> Data rows
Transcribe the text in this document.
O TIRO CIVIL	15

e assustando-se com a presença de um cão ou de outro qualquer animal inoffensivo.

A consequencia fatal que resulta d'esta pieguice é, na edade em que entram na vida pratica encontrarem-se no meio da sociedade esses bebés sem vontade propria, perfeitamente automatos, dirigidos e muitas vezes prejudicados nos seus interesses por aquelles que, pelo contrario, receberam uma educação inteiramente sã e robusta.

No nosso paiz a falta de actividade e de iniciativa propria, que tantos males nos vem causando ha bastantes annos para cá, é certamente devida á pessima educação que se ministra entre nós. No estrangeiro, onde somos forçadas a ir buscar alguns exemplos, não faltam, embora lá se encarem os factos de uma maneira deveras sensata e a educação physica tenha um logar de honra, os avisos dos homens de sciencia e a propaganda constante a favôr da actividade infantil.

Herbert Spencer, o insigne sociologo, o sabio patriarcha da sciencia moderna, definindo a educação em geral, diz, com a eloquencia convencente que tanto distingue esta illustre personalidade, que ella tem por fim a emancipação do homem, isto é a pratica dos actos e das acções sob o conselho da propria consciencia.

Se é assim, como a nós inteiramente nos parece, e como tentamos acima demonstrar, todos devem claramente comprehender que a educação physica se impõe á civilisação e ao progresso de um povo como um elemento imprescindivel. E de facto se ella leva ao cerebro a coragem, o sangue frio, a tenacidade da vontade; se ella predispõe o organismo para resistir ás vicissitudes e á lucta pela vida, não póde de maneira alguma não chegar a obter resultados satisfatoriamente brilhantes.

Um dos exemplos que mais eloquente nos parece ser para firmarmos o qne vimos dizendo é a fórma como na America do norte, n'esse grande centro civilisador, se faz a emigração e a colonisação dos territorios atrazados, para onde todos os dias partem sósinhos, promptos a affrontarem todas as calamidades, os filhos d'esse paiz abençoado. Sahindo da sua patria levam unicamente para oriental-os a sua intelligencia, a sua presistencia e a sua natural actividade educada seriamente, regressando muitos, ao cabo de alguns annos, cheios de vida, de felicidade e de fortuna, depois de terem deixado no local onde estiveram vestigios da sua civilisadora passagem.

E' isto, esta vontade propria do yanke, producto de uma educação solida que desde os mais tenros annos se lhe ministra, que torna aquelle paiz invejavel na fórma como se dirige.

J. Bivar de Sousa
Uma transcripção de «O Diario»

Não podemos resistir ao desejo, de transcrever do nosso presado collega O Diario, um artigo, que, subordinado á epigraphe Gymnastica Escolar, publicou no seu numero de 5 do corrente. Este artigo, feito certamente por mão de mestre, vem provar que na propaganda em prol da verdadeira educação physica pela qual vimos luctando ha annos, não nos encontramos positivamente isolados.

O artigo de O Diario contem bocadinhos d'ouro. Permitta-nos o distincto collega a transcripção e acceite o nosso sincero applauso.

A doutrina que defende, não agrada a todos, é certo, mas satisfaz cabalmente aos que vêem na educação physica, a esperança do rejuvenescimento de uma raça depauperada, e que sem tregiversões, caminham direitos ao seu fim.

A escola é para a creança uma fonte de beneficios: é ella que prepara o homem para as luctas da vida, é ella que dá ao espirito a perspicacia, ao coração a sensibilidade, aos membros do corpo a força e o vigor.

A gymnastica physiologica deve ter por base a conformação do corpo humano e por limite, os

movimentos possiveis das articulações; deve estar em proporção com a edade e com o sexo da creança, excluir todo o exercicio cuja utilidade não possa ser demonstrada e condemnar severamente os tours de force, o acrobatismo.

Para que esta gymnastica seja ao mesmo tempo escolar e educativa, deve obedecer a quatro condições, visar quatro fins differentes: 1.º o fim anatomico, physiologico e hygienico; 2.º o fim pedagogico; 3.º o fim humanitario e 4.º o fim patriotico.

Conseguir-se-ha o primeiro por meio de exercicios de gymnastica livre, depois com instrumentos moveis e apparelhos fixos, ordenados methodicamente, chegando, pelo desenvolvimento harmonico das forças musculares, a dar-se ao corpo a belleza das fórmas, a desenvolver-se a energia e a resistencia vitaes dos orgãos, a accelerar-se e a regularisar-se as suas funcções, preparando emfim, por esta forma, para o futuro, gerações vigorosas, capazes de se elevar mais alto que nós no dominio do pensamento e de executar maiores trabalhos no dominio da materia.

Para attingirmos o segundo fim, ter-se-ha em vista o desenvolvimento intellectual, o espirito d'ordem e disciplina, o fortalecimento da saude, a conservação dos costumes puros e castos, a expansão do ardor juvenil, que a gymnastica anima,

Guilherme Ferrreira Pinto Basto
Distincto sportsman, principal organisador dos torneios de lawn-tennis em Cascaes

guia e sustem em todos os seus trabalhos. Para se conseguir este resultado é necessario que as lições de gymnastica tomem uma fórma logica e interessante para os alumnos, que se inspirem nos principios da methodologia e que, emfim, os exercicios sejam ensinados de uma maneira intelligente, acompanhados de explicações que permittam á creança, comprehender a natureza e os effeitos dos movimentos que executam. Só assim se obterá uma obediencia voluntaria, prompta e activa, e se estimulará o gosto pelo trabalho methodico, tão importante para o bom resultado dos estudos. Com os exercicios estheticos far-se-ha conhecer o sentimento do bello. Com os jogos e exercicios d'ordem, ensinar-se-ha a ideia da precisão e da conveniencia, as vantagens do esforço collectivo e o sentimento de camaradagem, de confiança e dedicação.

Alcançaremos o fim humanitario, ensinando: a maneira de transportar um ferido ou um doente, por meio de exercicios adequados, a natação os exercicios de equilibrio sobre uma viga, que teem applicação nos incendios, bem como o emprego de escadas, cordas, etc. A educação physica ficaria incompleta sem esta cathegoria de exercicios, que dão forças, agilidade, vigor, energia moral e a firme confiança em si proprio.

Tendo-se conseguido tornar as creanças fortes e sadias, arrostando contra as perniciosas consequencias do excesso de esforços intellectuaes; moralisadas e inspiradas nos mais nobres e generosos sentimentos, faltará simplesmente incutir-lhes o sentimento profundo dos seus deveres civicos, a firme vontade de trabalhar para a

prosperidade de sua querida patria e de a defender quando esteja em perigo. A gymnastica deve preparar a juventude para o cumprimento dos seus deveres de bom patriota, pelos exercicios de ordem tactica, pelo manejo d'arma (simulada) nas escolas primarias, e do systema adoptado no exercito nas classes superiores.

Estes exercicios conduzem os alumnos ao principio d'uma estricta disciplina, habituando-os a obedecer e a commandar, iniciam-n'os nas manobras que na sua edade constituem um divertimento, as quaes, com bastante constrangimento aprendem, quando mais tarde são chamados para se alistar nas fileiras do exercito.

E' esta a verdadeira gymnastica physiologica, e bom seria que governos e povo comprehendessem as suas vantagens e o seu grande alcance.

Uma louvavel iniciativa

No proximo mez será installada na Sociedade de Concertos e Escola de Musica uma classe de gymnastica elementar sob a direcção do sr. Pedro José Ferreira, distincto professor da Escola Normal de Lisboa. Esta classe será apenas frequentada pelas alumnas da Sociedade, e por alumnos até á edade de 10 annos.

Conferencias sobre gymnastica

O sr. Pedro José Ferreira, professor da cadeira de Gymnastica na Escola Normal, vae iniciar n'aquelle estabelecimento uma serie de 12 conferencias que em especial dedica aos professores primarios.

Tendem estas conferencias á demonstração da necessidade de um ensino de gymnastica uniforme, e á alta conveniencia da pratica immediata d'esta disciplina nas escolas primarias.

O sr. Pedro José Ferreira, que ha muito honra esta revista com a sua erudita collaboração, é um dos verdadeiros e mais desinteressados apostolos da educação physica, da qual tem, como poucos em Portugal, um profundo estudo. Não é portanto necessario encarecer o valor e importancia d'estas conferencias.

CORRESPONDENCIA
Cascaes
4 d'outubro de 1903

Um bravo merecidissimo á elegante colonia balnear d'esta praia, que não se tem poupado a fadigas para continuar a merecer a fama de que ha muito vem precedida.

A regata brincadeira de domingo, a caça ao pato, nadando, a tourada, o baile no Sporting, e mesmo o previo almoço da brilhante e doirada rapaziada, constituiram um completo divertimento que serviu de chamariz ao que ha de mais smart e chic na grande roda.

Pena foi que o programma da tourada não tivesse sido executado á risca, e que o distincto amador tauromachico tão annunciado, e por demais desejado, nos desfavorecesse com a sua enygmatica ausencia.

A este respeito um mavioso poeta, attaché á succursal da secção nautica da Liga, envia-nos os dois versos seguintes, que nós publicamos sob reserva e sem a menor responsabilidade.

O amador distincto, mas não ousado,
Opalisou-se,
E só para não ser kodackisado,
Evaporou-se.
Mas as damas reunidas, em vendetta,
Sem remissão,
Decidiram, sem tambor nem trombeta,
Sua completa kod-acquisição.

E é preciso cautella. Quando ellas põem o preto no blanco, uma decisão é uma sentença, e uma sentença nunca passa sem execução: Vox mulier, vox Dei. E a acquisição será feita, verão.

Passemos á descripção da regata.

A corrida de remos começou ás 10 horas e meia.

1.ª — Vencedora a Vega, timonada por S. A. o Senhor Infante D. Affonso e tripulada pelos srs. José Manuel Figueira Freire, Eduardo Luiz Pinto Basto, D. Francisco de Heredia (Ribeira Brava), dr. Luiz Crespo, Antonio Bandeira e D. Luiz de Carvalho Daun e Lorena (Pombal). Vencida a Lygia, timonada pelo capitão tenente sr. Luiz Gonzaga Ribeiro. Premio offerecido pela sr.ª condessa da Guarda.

> Written instruction
Look through the entries above and report each line where the string "annos" occurs.

> Complete output
No nosso paiz a falta de actividade e de iniciativa propria, que tantos males nos vem causando ha bastantes annos para cá, é certamente devida á pessima educação que se ministra entre nós. No estrangeiro, onde somos forçadas a ir buscar alguns exemplos, não faltam, embora lá se encarem os factos de uma maneira deveras sensata e a educação physica tenha um logar de honra, os avisos dos homens de sciencia e a propaganda constante a favôr da actividade infantil.
Um dos exemplos que mais eloquente nos parece ser para firmarmos o qne vimos dizendo é a fórma como na America do norte, n'esse grande centro civilisador, se faz a emigração e a colonisação dos territorios atrazados, para onde todos os dias partem sósinhos, promptos a affrontarem todas as calamidades, os filhos d'esse paiz abençoado. Sahindo da sua patria levam unicamente para oriental-os a sua intelligencia, a sua presistencia e a sua natural actividade educada seriamente, regressando muitos, ao cabo de alguns annos, cheios de vida, de felicidade e de fortuna, depois de terem deixado no local onde estiveram vestigios da sua civilisadora passagem.
E' isto, esta vontade propria do yanke, producto de uma educação solida que desde os mais tenros annos se lhe ministra, que torna aquelle paiz invejavel na fórma como se dirige.
Não podemos resistir ao desejo, de transcrever do nosso presado collega O Diario, um artigo, que, subordinado á epigraphe Gymnastica Escolar, publicou no seu numero de 5 do corrente. Este artigo, feito certamente por mão de mestre, vem provar que na propaganda em prol da verdadeira educação physica pela qual vimos luctando ha annos, não nos encontramos positivamente isolados.
No proximo mez será installada na Sociedade de Concertos e Escola de Musica uma classe de gymnastica elementar sob a direcção do sr. Pedro José Ferreira, distincto professor da Escola Normal de Lisboa. Esta classe será apenas frequentada pelas alumnas da Sociedade, e por alumnos até á edade de 10 annos.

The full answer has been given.